INSTRUCTIONS FOR THE TASK
From the records below, copy every line that contains the word "User".

DATA
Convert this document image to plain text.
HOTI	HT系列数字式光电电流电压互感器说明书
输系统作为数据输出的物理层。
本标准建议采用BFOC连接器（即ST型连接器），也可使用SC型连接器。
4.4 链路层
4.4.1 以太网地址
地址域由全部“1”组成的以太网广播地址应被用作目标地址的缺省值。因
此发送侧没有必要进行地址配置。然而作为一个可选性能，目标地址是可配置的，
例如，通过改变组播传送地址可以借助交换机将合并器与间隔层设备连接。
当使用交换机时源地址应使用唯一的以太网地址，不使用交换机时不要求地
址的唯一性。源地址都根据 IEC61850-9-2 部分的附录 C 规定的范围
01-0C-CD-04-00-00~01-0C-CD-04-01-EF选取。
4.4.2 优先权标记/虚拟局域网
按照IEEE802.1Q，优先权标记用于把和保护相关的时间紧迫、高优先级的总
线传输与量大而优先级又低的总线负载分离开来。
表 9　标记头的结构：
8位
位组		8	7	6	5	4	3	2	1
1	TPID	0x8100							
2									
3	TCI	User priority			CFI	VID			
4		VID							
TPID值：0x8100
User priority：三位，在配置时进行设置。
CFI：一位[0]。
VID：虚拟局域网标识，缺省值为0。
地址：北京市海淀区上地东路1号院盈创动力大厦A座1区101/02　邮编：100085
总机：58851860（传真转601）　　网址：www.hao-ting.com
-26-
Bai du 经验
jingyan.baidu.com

WRITTEN RESPONSE
3	TCI	User priority			CFI	VID			
User priority：三位，在配置时进行设置。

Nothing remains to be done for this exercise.